**WORK TO DO:** Reproduce the listing word for word. Skip any image.

>> Begin SUPPLIED INFORMATION

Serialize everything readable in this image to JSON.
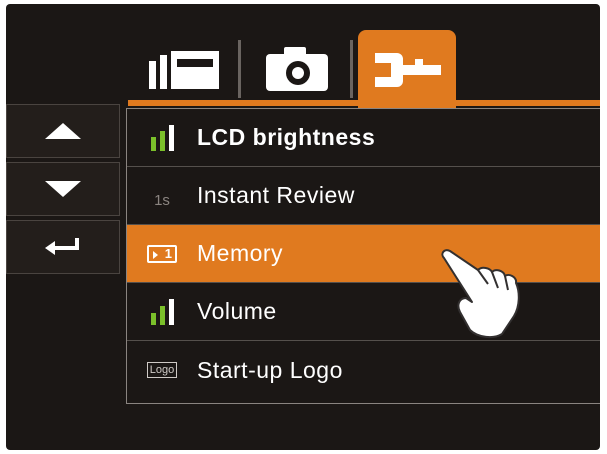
{
  "tabs": [
    {
      "id": "playback",
      "icon": "playback-mode-icon",
      "active": false
    },
    {
      "id": "camera",
      "icon": "camera-icon",
      "active": false
    },
    {
      "id": "settings",
      "icon": "wrench-icon",
      "active": true
    }
  ],
  "nav": [
    {
      "id": "up",
      "icon": "up-arrow-icon"
    },
    {
      "id": "down",
      "icon": "down-arrow-icon"
    },
    {
      "id": "enter",
      "icon": "enter-return-icon"
    }
  ],
  "menu": {
    "items": [
      {
        "label": "LCD brightness",
        "icon": "brightness-bars-icon",
        "selected": false
      },
      {
        "label": "Instant Review",
        "icon": "review-time-icon",
        "icon_text": "1s",
        "selected": false
      },
      {
        "label": "Memory",
        "icon": "memory-card-icon",
        "icon_text": "1",
        "selected": true
      },
      {
        "label": "Volume",
        "icon": "volume-bars-icon",
        "selected": false
      },
      {
        "label": "Start-up Logo",
        "icon": "logo-icon",
        "icon_text": "Logo",
        "selected": false
      }
    ]
  },
  "colors": {
    "accent": "#e07a1f",
    "background": "#1b1715",
    "level_green": "#7bc02a",
    "text": "#ffffff"
  }
}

>> End SUPPLIED INFORMATION

**TASK RESULT:**
Serialize everything readable in this image to JSON.
{
  "tabs": [
    {
      "id": "playback",
      "icon": "playback-mode-icon",
      "active": false
    },
    {
      "id": "camera",
      "icon": "camera-icon",
      "active": false
    },
    {
      "id": "settings",
      "icon": "wrench-icon",
      "active": true
    }
  ],
  "nav": [
    {
      "id": "up",
      "icon": "up-arrow-icon"
    },
    {
      "id": "down",
      "icon": "down-arrow-icon"
    },
    {
      "id": "enter",
      "icon": "enter-return-icon"
    }
  ],
  "menu": {
    "items": [
      {
        "label": "LCD brightness",
        "icon": "brightness-bars-icon",
        "selected": false
      },
      {
        "label": "Instant Review",
        "icon": "review-time-icon",
        "icon_text": "1s",
        "selected": false
      },
      {
        "label": "Memory",
        "icon": "memory-card-icon",
        "icon_text": "1",
        "selected": true
      },
      {
        "label": "Volume",
        "icon": "volume-bars-icon",
        "selected": false
      },
      {
        "label": "Start-up Logo",
        "icon": "logo-icon",
        "icon_text": "Logo",
        "selected": false
      }
    ]
  },
  "colors": {
    "accent": "#e07a1f",
    "background": "#1b1715",
    "level_green": "#7bc02a",
    "text": "#ffffff"
  }
}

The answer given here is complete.